* [GOAL]:
Write out the listing below exactly, and omit any images you find in it.
====== LISTING ======
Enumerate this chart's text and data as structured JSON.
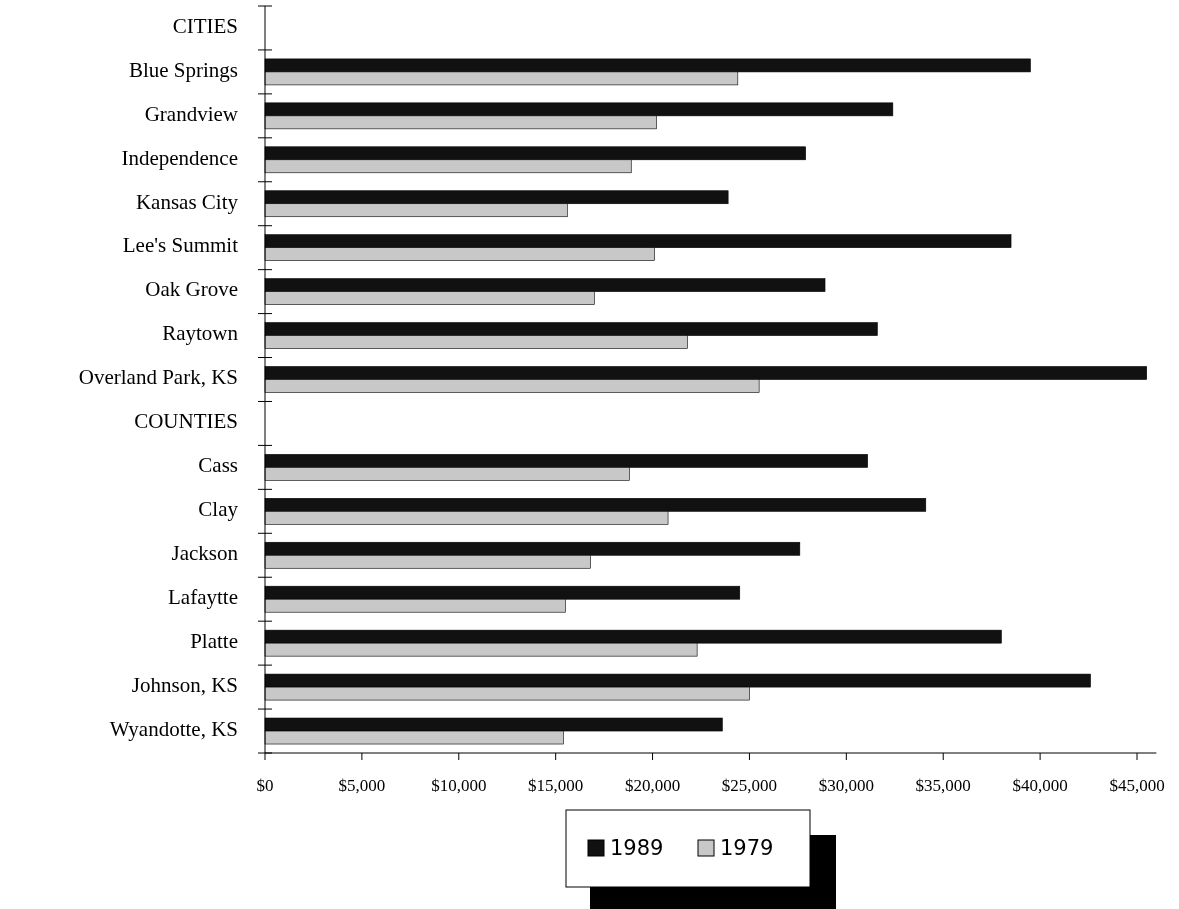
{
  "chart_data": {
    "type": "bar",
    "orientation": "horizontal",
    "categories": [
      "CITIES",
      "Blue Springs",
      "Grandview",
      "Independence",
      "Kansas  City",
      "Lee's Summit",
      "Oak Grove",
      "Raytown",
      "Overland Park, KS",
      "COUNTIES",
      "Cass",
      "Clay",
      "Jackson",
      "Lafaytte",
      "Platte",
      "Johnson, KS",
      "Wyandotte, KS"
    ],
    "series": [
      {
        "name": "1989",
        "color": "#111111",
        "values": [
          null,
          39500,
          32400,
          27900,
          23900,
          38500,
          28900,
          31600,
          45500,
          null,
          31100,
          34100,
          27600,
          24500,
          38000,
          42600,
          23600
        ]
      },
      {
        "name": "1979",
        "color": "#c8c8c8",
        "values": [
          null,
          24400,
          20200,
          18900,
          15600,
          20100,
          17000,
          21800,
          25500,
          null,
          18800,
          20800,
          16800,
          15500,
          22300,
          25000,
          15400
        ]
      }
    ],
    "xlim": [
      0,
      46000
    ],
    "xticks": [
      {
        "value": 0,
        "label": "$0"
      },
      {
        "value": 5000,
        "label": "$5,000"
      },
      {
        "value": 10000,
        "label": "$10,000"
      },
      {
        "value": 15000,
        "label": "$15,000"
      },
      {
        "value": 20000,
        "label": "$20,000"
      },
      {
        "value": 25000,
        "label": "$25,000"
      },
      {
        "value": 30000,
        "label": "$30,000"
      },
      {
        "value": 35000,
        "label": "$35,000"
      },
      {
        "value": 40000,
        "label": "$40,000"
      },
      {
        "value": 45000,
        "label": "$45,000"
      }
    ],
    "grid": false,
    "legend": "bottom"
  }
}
======
* [THE COMPLETED TASK]:
Enumerate this chart's text and data as structured JSON.
{
  "chart_data": {
    "type": "bar",
    "orientation": "horizontal",
    "categories": [
      "CITIES",
      "Blue Springs",
      "Grandview",
      "Independence",
      "Kansas  City",
      "Lee's Summit",
      "Oak Grove",
      "Raytown",
      "Overland Park, KS",
      "COUNTIES",
      "Cass",
      "Clay",
      "Jackson",
      "Lafaytte",
      "Platte",
      "Johnson, KS",
      "Wyandotte, KS"
    ],
    "series": [
      {
        "name": "1989",
        "color": "#111111",
        "values": [
          null,
          39500,
          32400,
          27900,
          23900,
          38500,
          28900,
          31600,
          45500,
          null,
          31100,
          34100,
          27600,
          24500,
          38000,
          42600,
          23600
        ]
      },
      {
        "name": "1979",
        "color": "#c8c8c8",
        "values": [
          null,
          24400,
          20200,
          18900,
          15600,
          20100,
          17000,
          21800,
          25500,
          null,
          18800,
          20800,
          16800,
          15500,
          22300,
          25000,
          15400
        ]
      }
    ],
    "xlim": [
      0,
      46000
    ],
    "xticks": [
      {
        "value": 0,
        "label": "$0"
      },
      {
        "value": 5000,
        "label": "$5,000"
      },
      {
        "value": 10000,
        "label": "$10,000"
      },
      {
        "value": 15000,
        "label": "$15,000"
      },
      {
        "value": 20000,
        "label": "$20,000"
      },
      {
        "value": 25000,
        "label": "$25,000"
      },
      {
        "value": 30000,
        "label": "$30,000"
      },
      {
        "value": 35000,
        "label": "$35,000"
      },
      {
        "value": 40000,
        "label": "$40,000"
      },
      {
        "value": 45000,
        "label": "$45,000"
      }
    ],
    "grid": false,
    "legend": "bottom"
  }
}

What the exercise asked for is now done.